Exercise goal ▸
Copy down every line where the string "Year" shows up.

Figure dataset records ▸
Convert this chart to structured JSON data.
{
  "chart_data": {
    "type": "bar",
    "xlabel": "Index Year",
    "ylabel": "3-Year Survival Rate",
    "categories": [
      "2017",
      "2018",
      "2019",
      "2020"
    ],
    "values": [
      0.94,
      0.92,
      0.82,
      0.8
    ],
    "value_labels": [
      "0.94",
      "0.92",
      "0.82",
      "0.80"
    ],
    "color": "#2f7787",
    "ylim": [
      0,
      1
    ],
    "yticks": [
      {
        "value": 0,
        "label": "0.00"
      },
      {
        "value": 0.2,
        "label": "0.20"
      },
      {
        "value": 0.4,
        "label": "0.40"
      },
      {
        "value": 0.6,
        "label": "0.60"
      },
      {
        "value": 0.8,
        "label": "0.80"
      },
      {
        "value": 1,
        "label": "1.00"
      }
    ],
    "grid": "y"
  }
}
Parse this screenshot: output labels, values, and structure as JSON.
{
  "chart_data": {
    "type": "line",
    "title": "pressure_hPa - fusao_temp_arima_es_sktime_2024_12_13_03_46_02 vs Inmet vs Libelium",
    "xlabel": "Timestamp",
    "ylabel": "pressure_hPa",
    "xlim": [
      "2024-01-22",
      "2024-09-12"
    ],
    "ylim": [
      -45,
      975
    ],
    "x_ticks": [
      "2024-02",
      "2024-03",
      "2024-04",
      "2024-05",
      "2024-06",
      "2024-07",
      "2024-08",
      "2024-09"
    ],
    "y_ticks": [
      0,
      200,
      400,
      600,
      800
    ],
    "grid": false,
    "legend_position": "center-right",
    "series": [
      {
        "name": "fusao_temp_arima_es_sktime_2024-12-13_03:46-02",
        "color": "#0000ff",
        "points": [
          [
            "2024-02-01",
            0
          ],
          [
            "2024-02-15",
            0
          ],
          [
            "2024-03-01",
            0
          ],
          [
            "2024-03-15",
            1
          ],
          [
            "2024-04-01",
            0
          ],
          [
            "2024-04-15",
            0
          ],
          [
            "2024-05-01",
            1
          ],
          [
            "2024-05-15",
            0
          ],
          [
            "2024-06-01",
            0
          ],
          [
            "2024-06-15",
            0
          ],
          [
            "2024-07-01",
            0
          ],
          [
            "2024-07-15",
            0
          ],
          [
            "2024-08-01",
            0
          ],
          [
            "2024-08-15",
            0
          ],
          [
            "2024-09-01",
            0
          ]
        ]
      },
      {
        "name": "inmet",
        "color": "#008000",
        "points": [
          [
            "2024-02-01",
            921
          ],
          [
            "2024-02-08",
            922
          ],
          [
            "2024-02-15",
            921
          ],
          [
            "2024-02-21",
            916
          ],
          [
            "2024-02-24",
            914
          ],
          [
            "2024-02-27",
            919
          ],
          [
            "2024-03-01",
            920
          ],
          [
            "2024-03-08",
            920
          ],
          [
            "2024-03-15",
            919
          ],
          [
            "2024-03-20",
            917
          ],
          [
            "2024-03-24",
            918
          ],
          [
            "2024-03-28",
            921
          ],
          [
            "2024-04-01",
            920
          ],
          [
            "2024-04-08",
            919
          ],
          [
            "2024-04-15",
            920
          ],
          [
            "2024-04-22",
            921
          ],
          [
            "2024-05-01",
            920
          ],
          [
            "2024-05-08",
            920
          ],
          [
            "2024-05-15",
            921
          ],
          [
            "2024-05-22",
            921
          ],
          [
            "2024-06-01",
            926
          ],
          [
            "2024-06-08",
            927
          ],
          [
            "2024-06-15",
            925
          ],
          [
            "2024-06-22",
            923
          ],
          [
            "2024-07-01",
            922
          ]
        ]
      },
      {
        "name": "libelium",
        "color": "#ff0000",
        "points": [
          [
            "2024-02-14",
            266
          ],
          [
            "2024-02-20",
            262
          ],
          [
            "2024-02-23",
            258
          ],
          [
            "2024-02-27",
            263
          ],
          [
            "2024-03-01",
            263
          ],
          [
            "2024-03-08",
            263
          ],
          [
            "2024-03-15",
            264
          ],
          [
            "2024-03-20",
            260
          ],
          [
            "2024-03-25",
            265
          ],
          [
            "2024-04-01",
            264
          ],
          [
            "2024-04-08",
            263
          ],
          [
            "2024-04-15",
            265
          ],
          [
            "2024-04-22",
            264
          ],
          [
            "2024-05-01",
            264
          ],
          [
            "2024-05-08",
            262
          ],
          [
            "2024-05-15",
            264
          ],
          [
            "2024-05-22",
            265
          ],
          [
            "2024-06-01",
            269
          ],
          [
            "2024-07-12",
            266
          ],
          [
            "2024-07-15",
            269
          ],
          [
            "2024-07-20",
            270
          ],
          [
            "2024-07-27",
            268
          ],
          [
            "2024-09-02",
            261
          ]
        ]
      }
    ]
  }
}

Task result ▸
    "xlabel": "Index Year",
    "ylabel": "3-Year Survival Rate",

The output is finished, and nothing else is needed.